• [Exercise task]: Transcribe the records below in full; pictures stay out of the copy.

• [Dataset]:
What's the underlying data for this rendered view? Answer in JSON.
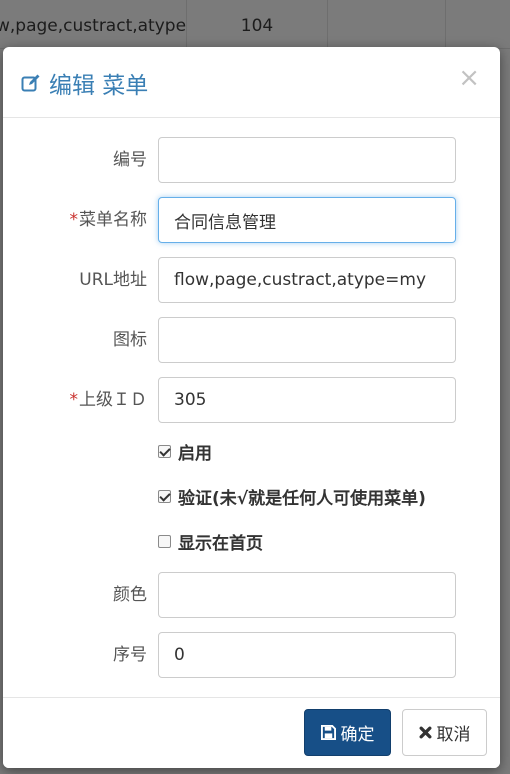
{
  "background": {
    "first_row": {
      "url": "w,page,custract,atype",
      "num": "104"
    }
  },
  "modal": {
    "title": "编辑 菜单",
    "close": "×",
    "fields": {
      "id": {
        "label": "编号",
        "value": "",
        "required": false
      },
      "name": {
        "label": "菜单名称",
        "value": "合同信息管理",
        "required": true
      },
      "url": {
        "label": "URL地址",
        "value": "flow,page,custract,atype=my",
        "required": false
      },
      "icon": {
        "label": "图标",
        "value": "",
        "required": false
      },
      "parent_id": {
        "label": "上级ＩＤ",
        "value": "305",
        "required": true
      },
      "color": {
        "label": "颜色",
        "value": "",
        "required": false
      },
      "order": {
        "label": "序号",
        "value": "0",
        "required": false
      }
    },
    "required_mark": "*",
    "checkboxes": {
      "enabled": {
        "label": "启用",
        "checked": true
      },
      "verify": {
        "label": "验证(未√就是任何人可使用菜单)",
        "checked": true
      },
      "show_home": {
        "label": "显示在首页",
        "checked": false
      }
    },
    "buttons": {
      "ok": "确定",
      "cancel": "取消"
    }
  },
  "colors": {
    "title": "#3a7fb4",
    "primary_button": "#174f87",
    "required": "#c9302c",
    "focus_border": "#66afe9"
  }
}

• [Exercise response]:
What's the underlying data for this rendered view? Answer in JSON.
{
  "background": {
    "first_row": {
      "url": "w,page,custract,atype",
      "num": "104"
    }
  },
  "modal": {
    "title": "编辑 菜单",
    "close": "×",
    "fields": {
      "id": {
        "label": "编号",
        "value": "",
        "required": false
      },
      "name": {
        "label": "菜单名称",
        "value": "合同信息管理",
        "required": true
      },
      "url": {
        "label": "URL地址",
        "value": "flow,page,custract,atype=my",
        "required": false
      },
      "icon": {
        "label": "图标",
        "value": "",
        "required": false
      },
      "parent_id": {
        "label": "上级ＩＤ",
        "value": "305",
        "required": true
      },
      "color": {
        "label": "颜色",
        "value": "",
        "required": false
      },
      "order": {
        "label": "序号",
        "value": "0",
        "required": false
      }
    },
    "required_mark": "*",
    "checkboxes": {
      "enabled": {
        "label": "启用",
        "checked": true
      },
      "verify": {
        "label": "验证(未√就是任何人可使用菜单)",
        "checked": true
      },
      "show_home": {
        "label": "显示在首页",
        "checked": false
      }
    },
    "buttons": {
      "ok": "确定",
      "cancel": "取消"
    }
  },
  "colors": {
    "title": "#3a7fb4",
    "primary_button": "#174f87",
    "required": "#c9302c",
    "focus_border": "#66afe9"
  }
}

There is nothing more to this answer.